Excerpts from a layout annotation set
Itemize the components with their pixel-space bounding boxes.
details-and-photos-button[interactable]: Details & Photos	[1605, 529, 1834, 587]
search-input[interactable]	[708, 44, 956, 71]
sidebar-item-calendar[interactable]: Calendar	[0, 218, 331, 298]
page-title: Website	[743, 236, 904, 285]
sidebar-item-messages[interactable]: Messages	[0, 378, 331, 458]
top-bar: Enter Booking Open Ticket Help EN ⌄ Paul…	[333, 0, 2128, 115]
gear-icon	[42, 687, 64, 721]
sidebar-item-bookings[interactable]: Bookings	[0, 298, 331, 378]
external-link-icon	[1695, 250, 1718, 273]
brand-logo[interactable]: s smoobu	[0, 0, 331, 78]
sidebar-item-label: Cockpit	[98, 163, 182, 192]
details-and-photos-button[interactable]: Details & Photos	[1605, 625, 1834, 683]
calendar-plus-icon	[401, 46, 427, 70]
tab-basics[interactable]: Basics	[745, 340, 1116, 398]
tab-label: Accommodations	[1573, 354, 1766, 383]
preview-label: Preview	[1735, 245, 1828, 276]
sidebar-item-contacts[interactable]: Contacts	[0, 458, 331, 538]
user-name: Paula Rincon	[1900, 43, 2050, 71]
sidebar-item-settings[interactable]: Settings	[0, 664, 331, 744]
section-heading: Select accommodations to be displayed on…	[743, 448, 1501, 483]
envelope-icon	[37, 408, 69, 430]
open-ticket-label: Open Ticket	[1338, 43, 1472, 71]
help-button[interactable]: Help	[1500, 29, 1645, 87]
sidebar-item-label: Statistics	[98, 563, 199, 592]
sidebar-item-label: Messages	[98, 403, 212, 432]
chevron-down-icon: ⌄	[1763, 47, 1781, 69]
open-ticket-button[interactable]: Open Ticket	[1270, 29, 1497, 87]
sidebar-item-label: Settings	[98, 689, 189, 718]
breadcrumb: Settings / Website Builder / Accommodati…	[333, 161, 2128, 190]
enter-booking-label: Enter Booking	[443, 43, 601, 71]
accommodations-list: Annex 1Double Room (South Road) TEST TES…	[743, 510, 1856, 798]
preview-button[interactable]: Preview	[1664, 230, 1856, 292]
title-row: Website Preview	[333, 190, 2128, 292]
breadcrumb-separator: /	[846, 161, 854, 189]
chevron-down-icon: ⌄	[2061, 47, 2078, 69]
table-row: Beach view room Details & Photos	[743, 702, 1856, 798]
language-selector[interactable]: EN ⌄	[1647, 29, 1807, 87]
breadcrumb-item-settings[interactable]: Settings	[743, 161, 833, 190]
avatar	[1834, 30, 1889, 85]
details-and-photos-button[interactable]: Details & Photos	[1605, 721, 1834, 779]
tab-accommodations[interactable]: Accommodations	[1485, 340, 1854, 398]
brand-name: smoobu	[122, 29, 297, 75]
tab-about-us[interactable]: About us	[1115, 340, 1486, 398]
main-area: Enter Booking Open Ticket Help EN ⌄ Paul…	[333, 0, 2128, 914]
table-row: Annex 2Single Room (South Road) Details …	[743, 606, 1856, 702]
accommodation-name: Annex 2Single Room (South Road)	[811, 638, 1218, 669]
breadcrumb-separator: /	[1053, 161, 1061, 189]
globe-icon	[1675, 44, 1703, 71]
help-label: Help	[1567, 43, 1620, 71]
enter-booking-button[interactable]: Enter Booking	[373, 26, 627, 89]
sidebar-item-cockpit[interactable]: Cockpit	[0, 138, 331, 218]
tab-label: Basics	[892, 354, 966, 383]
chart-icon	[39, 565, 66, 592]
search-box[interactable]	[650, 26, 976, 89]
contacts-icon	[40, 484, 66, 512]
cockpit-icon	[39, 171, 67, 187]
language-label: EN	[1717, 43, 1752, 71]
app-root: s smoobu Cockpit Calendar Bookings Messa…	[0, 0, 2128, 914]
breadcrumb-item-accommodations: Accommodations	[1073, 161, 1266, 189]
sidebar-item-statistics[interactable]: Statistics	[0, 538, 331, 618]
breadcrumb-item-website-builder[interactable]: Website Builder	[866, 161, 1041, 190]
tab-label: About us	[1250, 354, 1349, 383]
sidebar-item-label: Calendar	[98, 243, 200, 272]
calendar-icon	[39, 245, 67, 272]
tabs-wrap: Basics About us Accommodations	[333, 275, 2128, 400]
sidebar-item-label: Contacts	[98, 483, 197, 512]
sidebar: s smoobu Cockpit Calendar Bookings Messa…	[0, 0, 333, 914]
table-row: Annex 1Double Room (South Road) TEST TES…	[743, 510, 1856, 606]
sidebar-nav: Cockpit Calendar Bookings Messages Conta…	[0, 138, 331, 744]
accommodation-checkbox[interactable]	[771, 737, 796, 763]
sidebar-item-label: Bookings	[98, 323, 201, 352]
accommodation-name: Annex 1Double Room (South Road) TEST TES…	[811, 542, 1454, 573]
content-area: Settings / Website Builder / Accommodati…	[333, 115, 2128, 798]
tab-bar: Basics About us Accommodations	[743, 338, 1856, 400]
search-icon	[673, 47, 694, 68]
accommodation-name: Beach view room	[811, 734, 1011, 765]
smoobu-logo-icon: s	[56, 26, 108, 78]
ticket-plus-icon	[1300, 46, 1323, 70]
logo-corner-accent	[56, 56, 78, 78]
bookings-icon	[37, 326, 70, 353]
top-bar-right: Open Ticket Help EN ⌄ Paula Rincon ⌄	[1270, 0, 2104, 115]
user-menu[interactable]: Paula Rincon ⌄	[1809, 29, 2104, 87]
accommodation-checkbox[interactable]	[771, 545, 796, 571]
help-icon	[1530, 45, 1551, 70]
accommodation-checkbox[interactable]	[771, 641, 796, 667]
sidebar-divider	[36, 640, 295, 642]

## DIRECTIONS FOR THIS TASK
Print every one of the items above again, word for word, with nothing changed.

## TASK RESPONSE
Itemize the components with their pixel-space bounding boxes.
details-and-photos-button[interactable]: Details & Photos	[1605, 529, 1834, 587]
search-input[interactable]	[708, 44, 956, 71]
sidebar-item-calendar[interactable]: Calendar	[0, 218, 331, 298]
page-title: Website	[743, 236, 904, 285]
sidebar-item-messages[interactable]: Messages	[0, 378, 331, 458]
top-bar: Enter Booking Open Ticket Help EN ⌄ Paul…	[333, 0, 2128, 115]
gear-icon	[42, 687, 64, 721]
sidebar-item-bookings[interactable]: Bookings	[0, 298, 331, 378]
external-link-icon	[1695, 250, 1718, 273]
brand-logo[interactable]: s smoobu	[0, 0, 331, 78]
sidebar-item-label: Cockpit	[98, 163, 182, 192]
details-and-photos-button[interactable]: Details & Photos	[1605, 625, 1834, 683]
calendar-plus-icon	[401, 46, 427, 70]
tab-basics[interactable]: Basics	[745, 340, 1116, 398]
tab-label: Accommodations	[1573, 354, 1766, 383]
preview-label: Preview	[1735, 245, 1828, 276]
sidebar-item-contacts[interactable]: Contacts	[0, 458, 331, 538]
user-name: Paula Rincon	[1900, 43, 2050, 71]
sidebar-item-settings[interactable]: Settings	[0, 664, 331, 744]
section-heading: Select accommodations to be displayed on…	[743, 448, 1501, 483]
envelope-icon	[37, 408, 69, 430]
open-ticket-label: Open Ticket	[1338, 43, 1472, 71]
help-button[interactable]: Help	[1500, 29, 1645, 87]
sidebar-item-label: Statistics	[98, 563, 199, 592]
sidebar-item-label: Messages	[98, 403, 212, 432]
chevron-down-icon: ⌄	[1763, 47, 1781, 69]
open-ticket-button[interactable]: Open Ticket	[1270, 29, 1497, 87]
sidebar-item-label: Settings	[98, 689, 189, 718]
breadcrumb: Settings / Website Builder / Accommodati…	[333, 161, 2128, 190]
enter-booking-label: Enter Booking	[443, 43, 601, 71]
accommodations-list: Annex 1Double Room (South Road) TEST TES…	[743, 510, 1856, 798]
preview-button[interactable]: Preview	[1664, 230, 1856, 292]
title-row: Website Preview	[333, 190, 2128, 292]
breadcrumb-separator: /	[846, 161, 854, 189]
chevron-down-icon: ⌄	[2061, 47, 2078, 69]
table-row: Beach view room Details & Photos	[743, 702, 1856, 798]
language-selector[interactable]: EN ⌄	[1647, 29, 1807, 87]
breadcrumb-item-settings[interactable]: Settings	[743, 161, 833, 190]
avatar	[1834, 30, 1889, 85]
details-and-photos-button[interactable]: Details & Photos	[1605, 721, 1834, 779]
tab-accommodations[interactable]: Accommodations	[1485, 340, 1854, 398]
brand-name: smoobu	[122, 29, 297, 75]
tab-about-us[interactable]: About us	[1115, 340, 1486, 398]
main-area: Enter Booking Open Ticket Help EN ⌄ Paul…	[333, 0, 2128, 914]
table-row: Annex 2Single Room (South Road) Details …	[743, 606, 1856, 702]
accommodation-name: Annex 2Single Room (South Road)	[811, 638, 1218, 669]
breadcrumb-separator: /	[1053, 161, 1061, 189]
globe-icon	[1675, 44, 1703, 71]
help-label: Help	[1567, 43, 1620, 71]
enter-booking-button[interactable]: Enter Booking	[373, 26, 627, 89]
sidebar-item-cockpit[interactable]: Cockpit	[0, 138, 331, 218]
tab-label: Basics	[892, 354, 966, 383]
chart-icon	[39, 565, 66, 592]
search-box[interactable]	[650, 26, 976, 89]
contacts-icon	[40, 484, 66, 512]
cockpit-icon	[39, 171, 67, 187]
language-label: EN	[1717, 43, 1752, 71]
app-root: s smoobu Cockpit Calendar Bookings Messa…	[0, 0, 2128, 914]
breadcrumb-item-accommodations: Accommodations	[1073, 161, 1266, 189]
sidebar-item-statistics[interactable]: Statistics	[0, 538, 331, 618]
breadcrumb-item-website-builder[interactable]: Website Builder	[866, 161, 1041, 190]
tab-label: About us	[1250, 354, 1349, 383]
sidebar-item-label: Calendar	[98, 243, 200, 272]
calendar-icon	[39, 245, 67, 272]
tabs-wrap: Basics About us Accommodations	[333, 275, 2128, 400]
sidebar-item-label: Contacts	[98, 483, 197, 512]
sidebar: s smoobu Cockpit Calendar Bookings Messa…	[0, 0, 333, 914]
table-row: Annex 1Double Room (South Road) TEST TES…	[743, 510, 1856, 606]
sidebar-nav: Cockpit Calendar Bookings Messages Conta…	[0, 138, 331, 744]
accommodation-checkbox[interactable]	[771, 737, 796, 763]
sidebar-item-label: Bookings	[98, 323, 201, 352]
accommodation-name: Annex 1Double Room (South Road) TEST TES…	[811, 542, 1454, 573]
content-area: Settings / Website Builder / Accommodati…	[333, 115, 2128, 798]
tab-bar: Basics About us Accommodations	[743, 338, 1856, 400]
search-icon	[673, 47, 694, 68]
accommodation-name: Beach view room	[811, 734, 1011, 765]
smoobu-logo-icon: s	[56, 26, 108, 78]
ticket-plus-icon	[1300, 46, 1323, 70]
logo-corner-accent	[56, 56, 78, 78]
bookings-icon	[37, 326, 70, 353]
top-bar-right: Open Ticket Help EN ⌄ Paula Rincon ⌄	[1270, 0, 2104, 115]
user-menu[interactable]: Paula Rincon ⌄	[1809, 29, 2104, 87]
accommodation-checkbox[interactable]	[771, 545, 796, 571]
help-icon	[1530, 45, 1551, 70]
accommodation-checkbox[interactable]	[771, 641, 796, 667]
sidebar-divider	[36, 640, 295, 642]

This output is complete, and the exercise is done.